KOCAELİ (AA) - Hazine ve Maliye Bakanı Berat Albayrak, konkordato sürecine ilişkin, "Yüzlerce firmayla müzakereler tamamlandı. Birçok firmanın kredileri yapılandırıldı. Bu süreçte 48 firmanın feragatla konkordatodan çıkması sağlandı. Feragat ve yapılandırmanın tamamının etkisiyle toplamda 318 firma konkordatodan çıktı." dedi.
Kocaeli Ticaret Odası Toplantı Salonu'ndaki İş Dünyası Buluşması kapsamında "Adım Adım Ekonomi Kocaeli" programına katılan Albayrak, şubat itibarıyla 7 bankaya ilave olarak diğer bankaların da müzakerelere katılmaya başladığını söyledi.

• [Görev A]
Konkordato haberine göre:
(i) Kaç firmanın feragatla konkordatodan çıkması sağlandı?
(ii) Feragat ve yapılandırmanın etkisiyle toplamda kaç firma konkordatodan çıktı?
(iii) Albayrak hangi programa katıldı?
• [Görev B] Konkordato haberindeki "KOCAELİ (AA) - Hazine" ifadesinden "katılmaya başladığını söyledi." ifadesine kadar olan kısmı hiç değiştirmeden yineler misiniz?
• [Görev C] Konkordato haberinde "Kocaeli Ticaret Odası Toplantı Salonu'ndaki" diye başlayan paragrafı, ana bilgilerini koruyarak daha kısa yeniden yazar mısınız?

[Bir veri kümesinde yer alan kayıtlar]

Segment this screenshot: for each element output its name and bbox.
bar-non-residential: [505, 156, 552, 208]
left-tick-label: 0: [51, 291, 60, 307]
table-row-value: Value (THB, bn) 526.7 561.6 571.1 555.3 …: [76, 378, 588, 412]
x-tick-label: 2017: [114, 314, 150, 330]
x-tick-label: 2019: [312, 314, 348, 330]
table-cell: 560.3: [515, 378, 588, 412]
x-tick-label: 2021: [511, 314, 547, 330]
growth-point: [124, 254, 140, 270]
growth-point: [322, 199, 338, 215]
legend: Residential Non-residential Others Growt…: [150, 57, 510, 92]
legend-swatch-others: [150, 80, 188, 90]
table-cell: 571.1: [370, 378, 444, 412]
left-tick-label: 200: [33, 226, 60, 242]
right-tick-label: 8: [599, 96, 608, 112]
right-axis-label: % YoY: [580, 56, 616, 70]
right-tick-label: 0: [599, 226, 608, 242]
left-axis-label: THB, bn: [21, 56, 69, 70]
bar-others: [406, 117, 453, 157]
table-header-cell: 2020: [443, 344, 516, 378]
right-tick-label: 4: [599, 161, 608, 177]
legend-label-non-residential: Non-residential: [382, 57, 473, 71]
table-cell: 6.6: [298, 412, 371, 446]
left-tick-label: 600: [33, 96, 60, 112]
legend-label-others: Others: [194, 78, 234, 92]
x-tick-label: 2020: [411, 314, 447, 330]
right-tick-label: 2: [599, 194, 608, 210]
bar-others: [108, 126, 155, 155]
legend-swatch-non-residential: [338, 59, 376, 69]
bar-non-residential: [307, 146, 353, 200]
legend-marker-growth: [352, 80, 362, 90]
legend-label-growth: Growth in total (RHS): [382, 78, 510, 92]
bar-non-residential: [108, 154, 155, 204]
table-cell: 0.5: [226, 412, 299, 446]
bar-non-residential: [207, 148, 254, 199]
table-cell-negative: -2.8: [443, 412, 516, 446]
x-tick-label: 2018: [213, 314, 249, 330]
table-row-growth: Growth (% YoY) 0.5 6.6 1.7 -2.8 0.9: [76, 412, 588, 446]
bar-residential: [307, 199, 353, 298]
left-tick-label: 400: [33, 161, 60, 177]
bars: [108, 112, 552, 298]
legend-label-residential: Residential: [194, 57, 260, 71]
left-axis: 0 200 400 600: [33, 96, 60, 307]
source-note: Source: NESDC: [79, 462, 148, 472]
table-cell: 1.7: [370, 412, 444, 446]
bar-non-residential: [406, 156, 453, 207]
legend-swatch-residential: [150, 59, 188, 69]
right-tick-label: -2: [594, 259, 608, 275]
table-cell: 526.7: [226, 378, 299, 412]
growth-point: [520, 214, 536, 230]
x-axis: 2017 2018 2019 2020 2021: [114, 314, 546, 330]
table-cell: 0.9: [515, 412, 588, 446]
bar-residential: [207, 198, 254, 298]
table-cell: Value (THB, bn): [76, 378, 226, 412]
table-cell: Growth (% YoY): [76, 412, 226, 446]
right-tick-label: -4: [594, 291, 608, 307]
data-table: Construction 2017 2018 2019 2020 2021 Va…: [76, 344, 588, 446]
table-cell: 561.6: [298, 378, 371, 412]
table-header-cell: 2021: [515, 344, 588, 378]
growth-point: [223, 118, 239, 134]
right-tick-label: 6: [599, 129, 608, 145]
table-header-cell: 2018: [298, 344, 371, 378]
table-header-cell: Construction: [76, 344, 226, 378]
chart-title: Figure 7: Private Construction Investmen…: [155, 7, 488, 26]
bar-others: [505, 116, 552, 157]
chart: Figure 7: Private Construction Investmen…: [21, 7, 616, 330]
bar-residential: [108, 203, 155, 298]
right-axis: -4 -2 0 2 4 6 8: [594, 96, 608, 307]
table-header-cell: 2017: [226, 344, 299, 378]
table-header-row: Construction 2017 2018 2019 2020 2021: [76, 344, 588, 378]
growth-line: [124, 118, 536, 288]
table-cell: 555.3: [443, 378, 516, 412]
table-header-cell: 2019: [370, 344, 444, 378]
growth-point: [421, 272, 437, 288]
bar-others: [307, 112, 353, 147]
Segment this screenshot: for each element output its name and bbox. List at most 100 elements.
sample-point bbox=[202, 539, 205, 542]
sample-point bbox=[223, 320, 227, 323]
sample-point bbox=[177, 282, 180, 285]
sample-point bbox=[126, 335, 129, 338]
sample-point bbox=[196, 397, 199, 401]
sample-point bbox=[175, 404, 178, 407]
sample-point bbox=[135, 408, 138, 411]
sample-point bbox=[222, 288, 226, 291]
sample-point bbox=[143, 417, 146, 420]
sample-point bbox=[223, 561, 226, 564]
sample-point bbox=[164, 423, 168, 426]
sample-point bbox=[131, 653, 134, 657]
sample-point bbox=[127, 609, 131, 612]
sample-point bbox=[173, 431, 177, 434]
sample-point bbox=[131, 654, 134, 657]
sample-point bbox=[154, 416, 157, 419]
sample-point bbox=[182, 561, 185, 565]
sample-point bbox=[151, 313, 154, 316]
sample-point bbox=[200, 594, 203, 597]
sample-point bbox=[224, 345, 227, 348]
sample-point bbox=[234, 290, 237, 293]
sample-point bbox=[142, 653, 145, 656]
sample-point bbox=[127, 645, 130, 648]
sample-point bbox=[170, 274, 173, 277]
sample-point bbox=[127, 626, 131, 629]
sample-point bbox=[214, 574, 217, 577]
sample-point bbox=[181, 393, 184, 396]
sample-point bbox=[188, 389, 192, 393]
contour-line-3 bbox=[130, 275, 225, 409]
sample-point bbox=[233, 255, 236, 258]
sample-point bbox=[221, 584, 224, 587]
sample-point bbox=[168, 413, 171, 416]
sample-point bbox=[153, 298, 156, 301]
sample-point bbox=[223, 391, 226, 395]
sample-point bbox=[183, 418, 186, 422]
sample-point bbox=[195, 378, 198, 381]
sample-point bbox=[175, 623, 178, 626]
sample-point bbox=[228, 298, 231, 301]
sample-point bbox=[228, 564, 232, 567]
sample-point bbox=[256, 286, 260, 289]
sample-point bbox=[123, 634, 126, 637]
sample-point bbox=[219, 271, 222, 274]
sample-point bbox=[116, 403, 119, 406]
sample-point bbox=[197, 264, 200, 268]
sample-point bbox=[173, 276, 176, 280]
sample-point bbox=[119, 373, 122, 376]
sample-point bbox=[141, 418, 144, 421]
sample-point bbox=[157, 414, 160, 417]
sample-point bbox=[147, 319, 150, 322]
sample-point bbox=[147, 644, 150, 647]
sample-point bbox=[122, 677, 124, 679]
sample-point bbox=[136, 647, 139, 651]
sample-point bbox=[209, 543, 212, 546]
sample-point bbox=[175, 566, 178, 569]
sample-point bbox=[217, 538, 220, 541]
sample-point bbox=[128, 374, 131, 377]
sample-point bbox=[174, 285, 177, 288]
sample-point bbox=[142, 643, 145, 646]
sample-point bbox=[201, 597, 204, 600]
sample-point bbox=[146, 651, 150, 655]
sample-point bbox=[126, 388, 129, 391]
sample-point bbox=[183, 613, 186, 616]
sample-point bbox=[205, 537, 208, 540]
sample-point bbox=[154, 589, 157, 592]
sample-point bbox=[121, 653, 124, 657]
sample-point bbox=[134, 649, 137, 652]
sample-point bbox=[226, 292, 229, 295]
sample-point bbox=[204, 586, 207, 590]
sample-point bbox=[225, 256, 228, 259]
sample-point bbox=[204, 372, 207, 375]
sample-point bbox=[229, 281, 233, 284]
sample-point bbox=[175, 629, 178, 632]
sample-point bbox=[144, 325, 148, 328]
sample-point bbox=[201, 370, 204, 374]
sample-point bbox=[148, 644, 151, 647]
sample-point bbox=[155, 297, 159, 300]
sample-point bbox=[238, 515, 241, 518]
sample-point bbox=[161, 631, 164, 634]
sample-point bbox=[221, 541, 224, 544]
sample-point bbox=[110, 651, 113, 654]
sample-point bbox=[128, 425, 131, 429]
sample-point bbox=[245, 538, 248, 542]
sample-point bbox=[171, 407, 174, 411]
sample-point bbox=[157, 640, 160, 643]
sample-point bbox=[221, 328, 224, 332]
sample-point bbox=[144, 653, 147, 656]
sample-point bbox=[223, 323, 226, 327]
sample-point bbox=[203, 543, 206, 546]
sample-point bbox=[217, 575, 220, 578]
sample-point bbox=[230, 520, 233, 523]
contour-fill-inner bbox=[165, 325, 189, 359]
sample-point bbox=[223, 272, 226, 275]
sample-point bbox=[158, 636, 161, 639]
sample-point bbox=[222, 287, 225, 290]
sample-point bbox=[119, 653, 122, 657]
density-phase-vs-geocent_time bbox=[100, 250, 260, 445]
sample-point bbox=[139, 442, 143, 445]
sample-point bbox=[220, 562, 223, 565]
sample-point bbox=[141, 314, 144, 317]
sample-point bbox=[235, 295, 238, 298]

• [Beklenen yanıt A]
(i) 48 firma
(ii) 318 firma
(iii) "Adım Adım Ekonomi Kocaeli" programı

• [Beklenen yanıt B]
KOCAELİ (AA) - Hazine ve Maliye Bakanı Berat Albayrak, konkordato sürecine ilişkin, "Yüzlerce firmayla müzakereler tamamlandı. Birçok firmanın kredileri yapılandırıldı. Bu süreçte 48 firmanın feragatla konkordatodan çıkması sağlandı. Feragat ve yapılandırmanın tamamının etkisiyle toplamda 318 firma konkordatodan çıktı." dedi.
Kocaeli Ticaret Odası Toplantı Salonu'ndaki İş Dünyası Buluşması kapsamında "Adım Adım Ekonomi Kocaeli" programına katılan Albayrak, şubat itibarıyla 7 bankaya ilave olarak diğer bankaların da müzakerelere katılmaya başladığını söyledi.

• [Beklenen yanıt C] Albayrak, Kocaeli Ticaret Odası'ndaki İş Dünyası Buluşması kapsamında "Adım Adım Ekonomi Kocaeli" programına katıldı. Şubattan bu yana 7 bankanın yanı sıra diğer bankaların da müzakerelere katılmaya başladığını söyledi.